--- Supplied data ---

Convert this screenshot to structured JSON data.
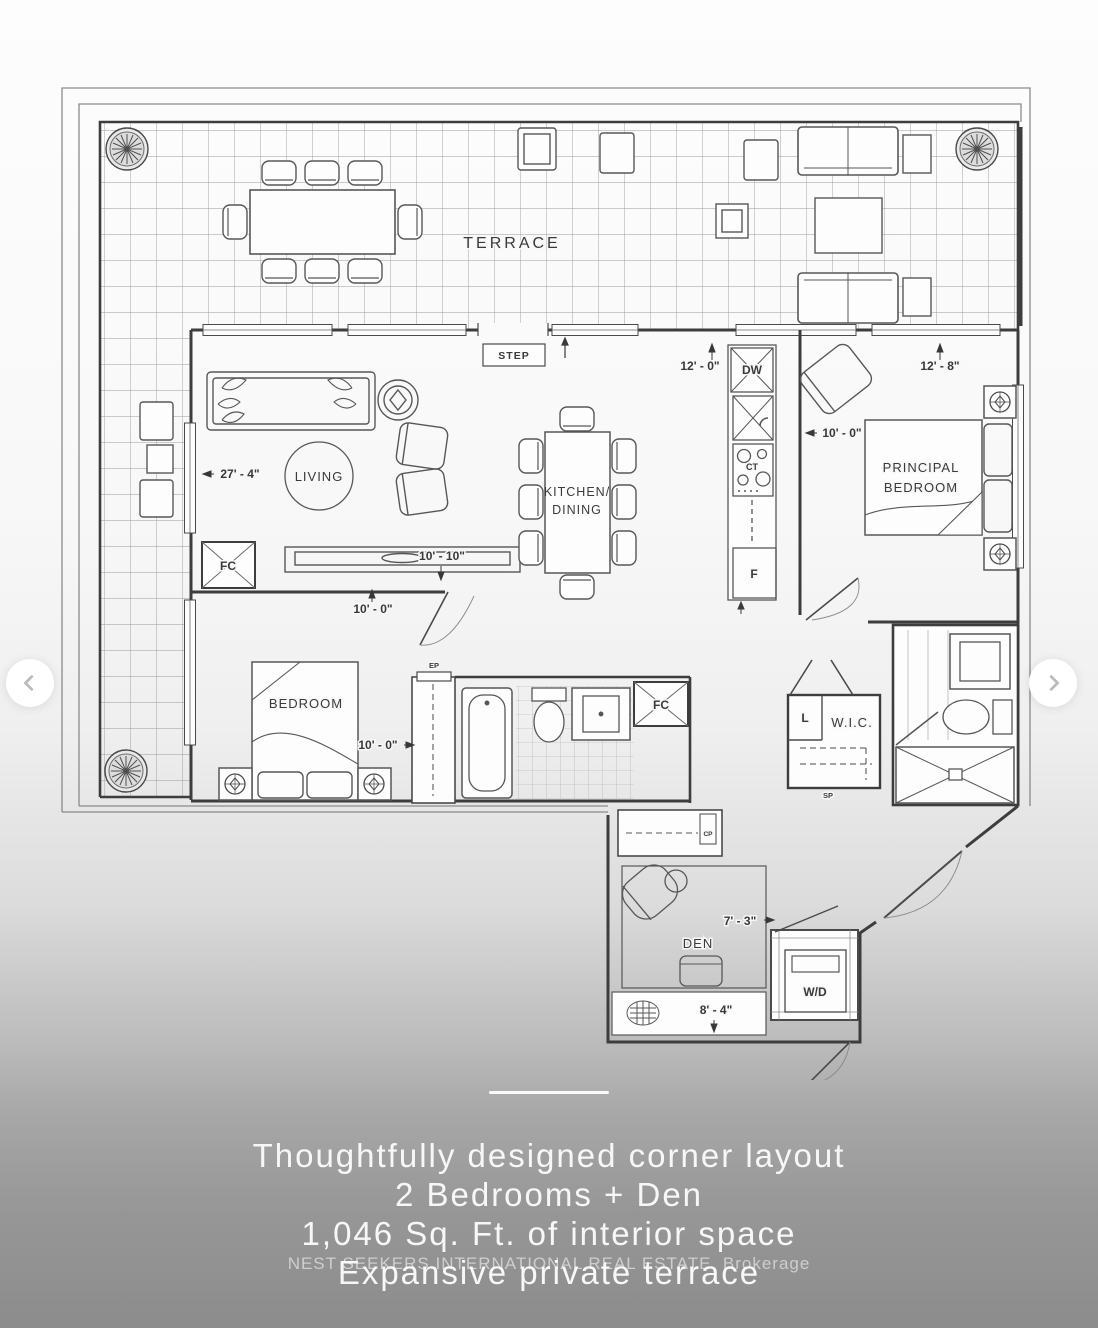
{
  "colors": {
    "ink": "#3d3d3d",
    "background_top": "#fdfdfd",
    "background_bottom": "#8c8c8c",
    "caption_text": "#f7f7f7",
    "arrow_icon": "#b9bcbe",
    "arrow_bg": "#ffffff"
  },
  "carousel": {
    "prev": "chevron-left",
    "next": "chevron-right"
  },
  "plan": {
    "terrace_label": "TERRACE",
    "step_label": "STEP",
    "rooms": {
      "living": "LIVING",
      "kitchen_dining_line1": "KITCHEN/",
      "kitchen_dining_line2": "DINING",
      "principal_line1": "PRINCIPAL",
      "principal_line2": "BEDROOM",
      "bedroom": "BEDROOM",
      "den": "DEN",
      "wic": "W.I.C."
    },
    "features": {
      "dw": "DW",
      "ct": "CT",
      "fridge": "F",
      "fan_coil": "FC",
      "wd": "W/D",
      "linen": "L",
      "ep": "EP",
      "sp": "SP",
      "cp": "CP"
    },
    "dimensions": {
      "living_width": "27' - 4\"",
      "kitchen_window": "12' - 0\"",
      "principal_window": "12' - 8\"",
      "principal_depth": "10' - 0\"",
      "kitchen_run": "10' - 10\"",
      "living_run": "10' - 0\"",
      "bedroom_width": "10' - 0\"",
      "den_depth": "7' - 3\"",
      "den_width": "8' - 4\""
    }
  },
  "caption": {
    "line1": "Thoughtfully designed corner layout",
    "line2": "2 Bedrooms + Den",
    "line3": "1,046 Sq. Ft. of interior space",
    "line4": "Expansive private terrace"
  },
  "watermark": "NEST SEEKERS INTERNATIONAL REAL ESTATE, Brokerage"
}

---

◆ Directions:
Set down the complete material exactly, but do not include the images.

◆ Written response:
Convert this screenshot to structured JSON data.
{
  "colors": {
    "ink": "#3d3d3d",
    "background_top": "#fdfdfd",
    "background_bottom": "#8c8c8c",
    "caption_text": "#f7f7f7",
    "arrow_icon": "#b9bcbe",
    "arrow_bg": "#ffffff"
  },
  "carousel": {
    "prev": "chevron-left",
    "next": "chevron-right"
  },
  "plan": {
    "terrace_label": "TERRACE",
    "step_label": "STEP",
    "rooms": {
      "living": "LIVING",
      "kitchen_dining_line1": "KITCHEN/",
      "kitchen_dining_line2": "DINING",
      "principal_line1": "PRINCIPAL",
      "principal_line2": "BEDROOM",
      "bedroom": "BEDROOM",
      "den": "DEN",
      "wic": "W.I.C."
    },
    "features": {
      "dw": "DW",
      "ct": "CT",
      "fridge": "F",
      "fan_coil": "FC",
      "wd": "W/D",
      "linen": "L",
      "ep": "EP",
      "sp": "SP",
      "cp": "CP"
    },
    "dimensions": {
      "living_width": "27' - 4\"",
      "kitchen_window": "12' - 0\"",
      "principal_window": "12' - 8\"",
      "principal_depth": "10' - 0\"",
      "kitchen_run": "10' - 10\"",
      "living_run": "10' - 0\"",
      "bedroom_width": "10' - 0\"",
      "den_depth": "7' - 3\"",
      "den_width": "8' - 4\""
    }
  },
  "caption": {
    "line1": "Thoughtfully designed corner layout",
    "line2": "2 Bedrooms + Den",
    "line3": "1,046 Sq. Ft. of interior space",
    "line4": "Expansive private terrace"
  },
  "watermark": "NEST SEEKERS INTERNATIONAL REAL ESTATE, Brokerage"
}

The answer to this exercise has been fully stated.